■ Directions for this task ■
Output the lines of the listing below, from the line containing "row-year: 2007 <box>351 225 419 239</box>" through the line containing "table-row <box>67 482 636 496</box>" inclusive, as a JSON list of strings with one string per line and no blank lines.

■ Supplied material ■
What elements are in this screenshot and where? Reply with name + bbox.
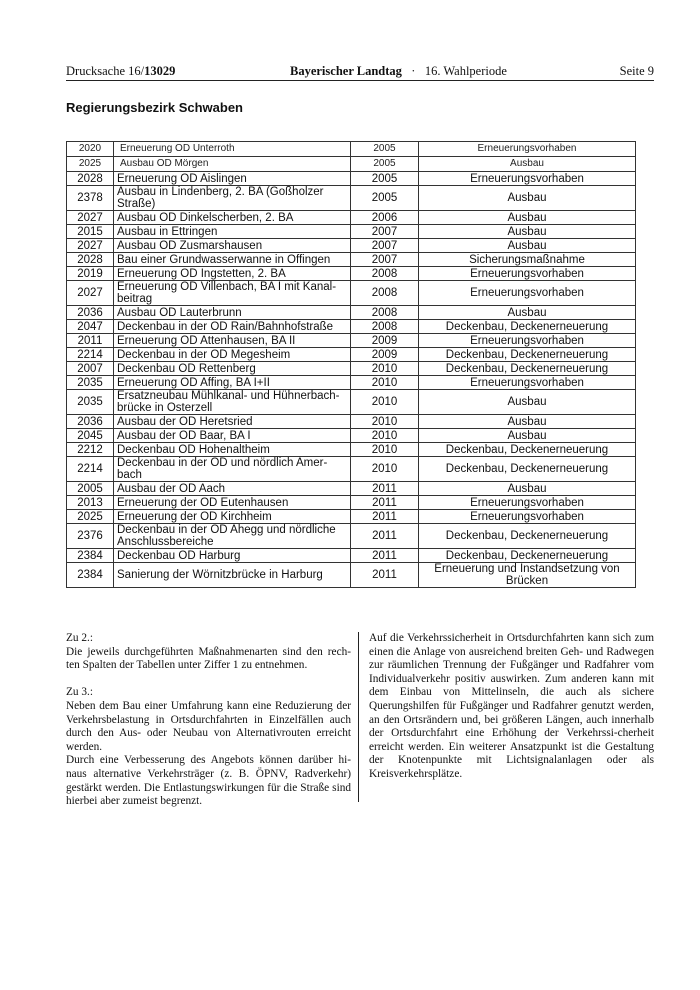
row-year: 2007 <box>351 225 419 239</box>
row-year: 2011 <box>351 563 419 588</box>
row-number: 2047 <box>67 320 114 334</box>
row-description: Ausbau OD Dinkelscherben, 2. BA <box>114 211 351 225</box>
row-number: 2020 <box>67 142 114 157</box>
row-measure-type: Erneuerungsvorhaben <box>419 510 636 524</box>
row-number: 2013 <box>67 496 114 510</box>
row-year: 2010 <box>351 457 419 482</box>
drucksache-label: Drucksache 16/13029 <box>66 64 176 78</box>
row-year: 2008 <box>351 306 419 320</box>
row-description: Erneuerung der OD Kirchheim <box>114 510 351 524</box>
row-number: 2027 <box>67 239 114 253</box>
row-measure-type: Erneuerungsvorhaben <box>419 376 636 390</box>
row-measure-type: Erneuerungsvorhaben <box>419 334 636 348</box>
row-measure-type: Erneuerungsvorhaben <box>419 172 636 186</box>
row-number: 2019 <box>67 267 114 281</box>
row-year: 2008 <box>351 267 419 281</box>
header-center <box>290 64 507 79</box>
row-description: Deckenbau OD Rettenberg <box>114 362 351 376</box>
row-description: Sanierung der Wörnitzbrücke in Harburg <box>114 563 351 588</box>
table-row <box>67 482 636 496</box>
table-row <box>67 157 636 172</box>
row-number: 2384 <box>67 549 114 563</box>
row-year: 2005 <box>351 172 419 186</box>
row-description: Deckenbau in der OD Megesheim <box>114 348 351 362</box>
row-measure-type: Sicherungsmaßnahme <box>419 253 636 267</box>
table-row <box>67 142 636 157</box>
table-row <box>67 320 636 334</box>
table-row <box>67 225 636 239</box>
table-row <box>67 415 636 429</box>
row-number: 2028 <box>67 253 114 267</box>
table-row <box>67 186 636 211</box>
table-row <box>67 496 636 510</box>
column-divider <box>358 632 359 802</box>
table-row <box>67 429 636 443</box>
row-description: Ausbau in Lindenberg, 2. BA (Goßholzer Straße) <box>114 186 351 211</box>
row-measure-type: Ausbau <box>419 482 636 496</box>
wahlperiode: 16. Wahlperiode <box>424 64 507 78</box>
table-row <box>67 549 636 563</box>
row-year: 2010 <box>351 429 419 443</box>
zu3-paragraph-1: Neben dem Bau einer Umfahrung kann eine Reduzierung der Verkehrsbelastung in Ortsdurchfahrten in Einzelfällen auch durch den Aus- oder Neubau von Alternativrouten erreicht werden. <box>66 699 351 753</box>
row-description: Ausbau OD Mörgen <box>114 157 351 172</box>
zu3-paragraph-2: Durch eine Verbesserung des Angebots können darüber hi-naus alternative Verkehrsträger (z. B. ÖPNV, Radverkehr) gestärkt werden. Die Entlastungswirkungen für die Straße sind hierbei aber zumeist begrenzt. <box>66 754 351 808</box>
table-row <box>67 362 636 376</box>
table-row <box>67 267 636 281</box>
row-description: Ersatzneubau Mühlkanal- und Hühnerbach-brücke in Osterzell <box>114 390 351 415</box>
row-measure-type: Ausbau <box>419 429 636 443</box>
left-column <box>66 632 351 809</box>
row-description: Erneuerung OD Villenbach, BA I mit Kanal-beitrag <box>114 281 351 306</box>
row-number: 2036 <box>67 415 114 429</box>
row-description: Erneuerung OD Aislingen <box>114 172 351 186</box>
drucksache-number: 13029 <box>144 64 176 78</box>
row-number: 2025 <box>67 157 114 172</box>
row-year: 2007 <box>351 253 419 267</box>
row-year: 2009 <box>351 348 419 362</box>
table-row <box>67 390 636 415</box>
row-year: 2010 <box>351 376 419 390</box>
header-separator: · <box>411 64 416 78</box>
row-year: 2010 <box>351 362 419 376</box>
row-measure-type: Ausbau <box>419 186 636 211</box>
row-number: 2378 <box>67 186 114 211</box>
page-number: Seite 9 <box>619 64 654 78</box>
row-description: Bau einer Grundwasserwanne in Offingen <box>114 253 351 267</box>
row-measure-type: Erneuerung und Instandsetzung von Brücken <box>419 563 636 588</box>
row-description: Erneuerung OD Affing, BA I+II <box>114 376 351 390</box>
row-number: 2027 <box>67 211 114 225</box>
traffic-safety-paragraph: Auf die Verkehrssicherheit in Ortsdurchfahrten kann sich zum einen die Anlage von ausreichend breiten Geh- und Radwegen zur räumlichen Trennung der Fußgänger und Radfahrer vom Individualverkehr positiv auswirken. Zum anderen kann mit dem Einbau von Mittelinseln, die auch als sichere Querungshilfen für Fußgänger und Radfahrer genutzt werden, an den Ortsrändern und, bei größeren Längen, auch innerhalb der Ortsdurchfahrt eine Erhöhung der Verkehrssi-cherheit erreicht werden. Ein weiterer Ansatzpunkt ist die Gestaltung der Knotenpunkte mit Lichtsignalanlagen oder als Kreisverkehrsplätze. <box>369 632 654 780</box>
row-year: 2008 <box>351 320 419 334</box>
row-year: 2007 <box>351 239 419 253</box>
row-year: 2011 <box>351 482 419 496</box>
row-measure-type: Ausbau <box>419 157 636 172</box>
row-description: Ausbau der OD Heretsried <box>114 415 351 429</box>
row-measure-type: Ausbau <box>419 211 636 225</box>
row-description: Deckenbau in der OD Rain/Bahnhofstraße <box>114 320 351 334</box>
row-number: 2214 <box>67 348 114 362</box>
row-number: 2015 <box>67 225 114 239</box>
row-measure-type: Erneuerungsvorhaben <box>419 267 636 281</box>
row-year: 2011 <box>351 549 419 563</box>
row-measure-type: Erneuerungsvorhaben <box>419 496 636 510</box>
header-divider <box>66 80 654 81</box>
table-row <box>67 563 636 588</box>
row-year: 2005 <box>351 142 419 157</box>
row-number: 2214 <box>67 457 114 482</box>
row-measure-type: Deckenbau, Deckenerneuerung <box>419 362 636 376</box>
row-description: Erneuerung OD Unterroth <box>114 142 351 157</box>
row-number: 2011 <box>67 334 114 348</box>
row-year: 2005 <box>351 157 419 172</box>
row-measure-type: Ausbau <box>419 306 636 320</box>
table-row <box>67 239 636 253</box>
row-measure-type: Erneuerungsvorhaben <box>419 142 636 157</box>
row-year: 2010 <box>351 443 419 457</box>
row-number: 2028 <box>67 172 114 186</box>
page-header <box>66 64 654 80</box>
row-measure-type: Ausbau <box>419 239 636 253</box>
row-number: 2005 <box>67 482 114 496</box>
row-year: 2006 <box>351 211 419 225</box>
row-year: 2011 <box>351 510 419 524</box>
row-description: Ausbau OD Zusmarshausen <box>114 239 351 253</box>
row-number: 2376 <box>67 524 114 549</box>
row-number: 2027 <box>67 281 114 306</box>
row-description: Ausbau OD Lauterbrunn <box>114 306 351 320</box>
row-measure-type: Ausbau <box>419 390 636 415</box>
row-year: 2008 <box>351 281 419 306</box>
landtag-name: Bayerischer Landtag <box>290 64 402 78</box>
table-row <box>67 172 636 186</box>
table-row <box>67 524 636 549</box>
row-measure-type: Deckenbau, Deckenerneuerung <box>419 549 636 563</box>
row-number: 2035 <box>67 390 114 415</box>
row-description: Ausbau in Ettringen <box>114 225 351 239</box>
table-row <box>67 348 636 362</box>
row-number: 2212 <box>67 443 114 457</box>
table-row <box>67 510 636 524</box>
row-measure-type: Deckenbau, Deckenerneuerung <box>419 524 636 549</box>
row-number: 2025 <box>67 510 114 524</box>
row-measure-type: Deckenbau, Deckenerneuerung <box>419 320 636 334</box>
row-measure-type: Deckenbau, Deckenerneuerung <box>419 457 636 482</box>
row-measure-type: Deckenbau, Deckenerneuerung <box>419 348 636 362</box>
row-description: Deckenbau in der OD Ahegg und nördliche Anschlussbereiche <box>114 524 351 549</box>
table-row <box>67 281 636 306</box>
text-columns <box>66 632 654 808</box>
right-column <box>369 632 654 782</box>
table-row <box>67 253 636 267</box>
table-row <box>67 334 636 348</box>
row-year: 2011 <box>351 524 419 549</box>
row-description: Deckenbau in der OD und nördlich Amer-bach <box>114 457 351 482</box>
table-row <box>67 457 636 482</box>
row-year: 2011 <box>351 496 419 510</box>
row-description: Erneuerung OD Attenhausen, BA II <box>114 334 351 348</box>
row-description: Deckenbau OD Harburg <box>114 549 351 563</box>
row-measure-type: Ausbau <box>419 415 636 429</box>
table-row <box>67 211 636 225</box>
row-description: Erneuerung OD Ingstetten, 2. BA <box>114 267 351 281</box>
zu2-body: Die jeweils durchgeführten Maßnahmenarten sind den rech-ten Spalten der Tabellen unter Ziffer 1 zu entnehmen. <box>66 645 351 672</box>
row-year: 2009 <box>351 334 419 348</box>
row-year: 2005 <box>351 186 419 211</box>
row-measure-type: Ausbau <box>419 225 636 239</box>
row-description: Deckenbau OD Hohenaltheim <box>114 443 351 457</box>
measures-table <box>66 141 636 588</box>
row-description: Ausbau der OD Aach <box>114 482 351 496</box>
table-row <box>67 443 636 457</box>
row-measure-type: Erneuerungsvorhaben <box>419 281 636 306</box>
table-row <box>67 306 636 320</box>
row-year: 2010 <box>351 415 419 429</box>
row-description: Erneuerung der OD Eutenhausen <box>114 496 351 510</box>
table-row <box>67 376 636 390</box>
row-year: 2010 <box>351 390 419 415</box>
region-title: Regierungsbezirk Schwaben <box>66 100 243 115</box>
zu3-heading: Zu 3.: <box>66 686 93 699</box>
row-number: 2007 <box>67 362 114 376</box>
row-description: Ausbau der OD Baar, BA I <box>114 429 351 443</box>
zu2-heading: Zu 2.: <box>66 632 93 644</box>
row-measure-type: Deckenbau, Deckenerneuerung <box>419 443 636 457</box>
row-number: 2045 <box>67 429 114 443</box>
row-number: 2384 <box>67 563 114 588</box>
row-number: 2035 <box>67 376 114 390</box>
row-number: 2036 <box>67 306 114 320</box>
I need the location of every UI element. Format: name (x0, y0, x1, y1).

■ Result of this exercise ■
[
  "row-year: 2007 <box>351 225 419 239</box>",
  "row-year: 2011 <box>351 563 419 588</box>",
  "row-number: 2047 <box>67 320 114 334</box>",
  "row-description: Ausbau OD Dinkelscherben, 2. BA <box>114 211 351 225</box>",
  "row-number: 2020 <box>67 142 114 157</box>",
  "row-measure-type: Erneuerungsvorhaben <box>419 510 636 524</box>",
  "row-number: 2013 <box>67 496 114 510</box>",
  "row-year: 2010 <box>351 457 419 482</box>",
  "drucksache-label: Drucksache 16/13029 <box>66 64 176 78</box>",
  "row-year: 2008 <box>351 306 419 320</box>",
  "row-description: Erneuerung der OD Kirchheim <box>114 510 351 524</box>",
  "row-number: 2027 <box>67 239 114 253</box>",
  "row-measure-type: Erneuerungsvorhaben <box>419 376 636 390</box>",
  "row-measure-type: Erneuerungsvorhaben <box>419 334 636 348</box>",
  "row-measure-type: Erneuerungsvorhaben <box>419 172 636 186</box>",
  "row-number: 2019 <box>67 267 114 281</box>",
  "row-year: 2008 <box>351 267 419 281</box>",
  "header-center <box>290 64 507 79</box>",
  "row-description: Deckenbau OD Rettenberg <box>114 362 351 376</box>",
  "row-description: Sanierung der Wörnitzbrücke in Harburg <box>114 563 351 588</box>",
  "table-row <box>67 482 636 496</box>"
]